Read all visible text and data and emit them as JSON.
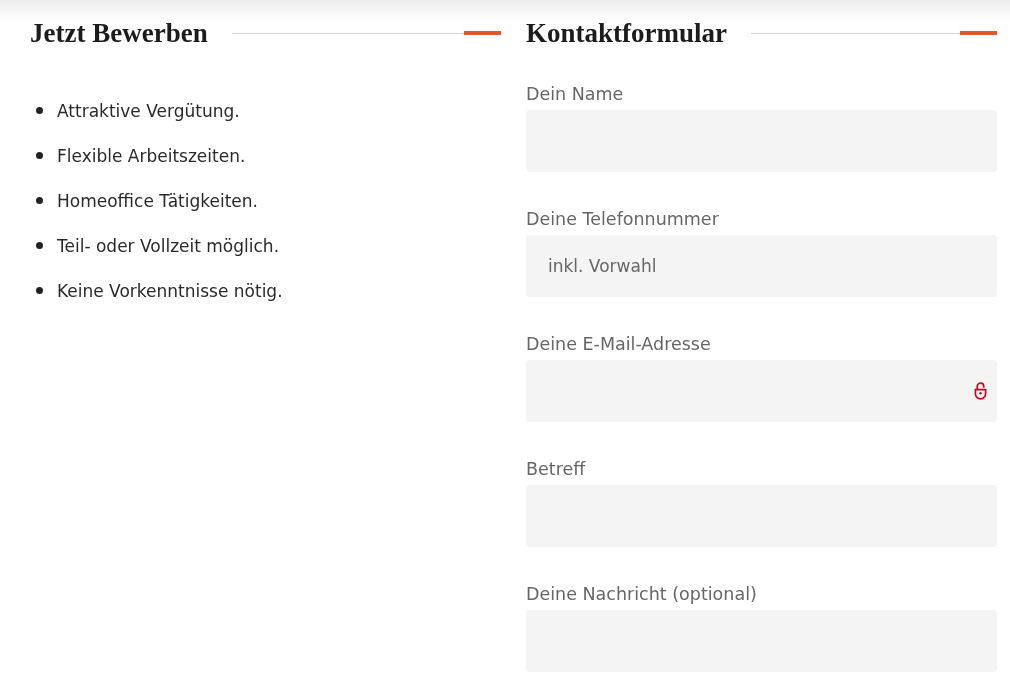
{
  "apply": {
    "title": "Jetzt Bewerben",
    "benefits": [
      "Attraktive Vergütung.",
      "Flexible Arbeitszeiten.",
      "Homeoffice Tätigkeiten.",
      "Teil- oder Vollzeit möglich.",
      "Keine Vorkenntnisse nötig."
    ]
  },
  "contact": {
    "title": "Kontaktformular",
    "fields": [
      {
        "label": "Dein Name",
        "kind": "plain"
      },
      {
        "label": "Deine Telefonnummer",
        "placeholder": "inkl. Vorwahl",
        "kind": "plain"
      },
      {
        "label": "Deine E-Mail-Adresse",
        "kind": "secured"
      },
      {
        "label": "Betreff",
        "kind": "plain"
      },
      {
        "label": "Deine Nachricht (optional)",
        "kind": "plain"
      }
    ]
  }
}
▬▬▬
* Problem requirements
Quote the data above in full, leaving out the pictures it holds.

* Response to the exercise
Read all visible text and data and emit them as JSON.
{
  "apply": {
    "title": "Jetzt Bewerben",
    "benefits": [
      "Attraktive Vergütung.",
      "Flexible Arbeitszeiten.",
      "Homeoffice Tätigkeiten.",
      "Teil- oder Vollzeit möglich.",
      "Keine Vorkenntnisse nötig."
    ]
  },
  "contact": {
    "title": "Kontaktformular",
    "fields": [
      {
        "label": "Dein Name",
        "kind": "plain"
      },
      {
        "label": "Deine Telefonnummer",
        "placeholder": "inkl. Vorwahl",
        "kind": "plain"
      },
      {
        "label": "Deine E-Mail-Adresse",
        "kind": "secured"
      },
      {
        "label": "Betreff",
        "kind": "plain"
      },
      {
        "label": "Deine Nachricht (optional)",
        "kind": "plain"
      }
    ]
  }
}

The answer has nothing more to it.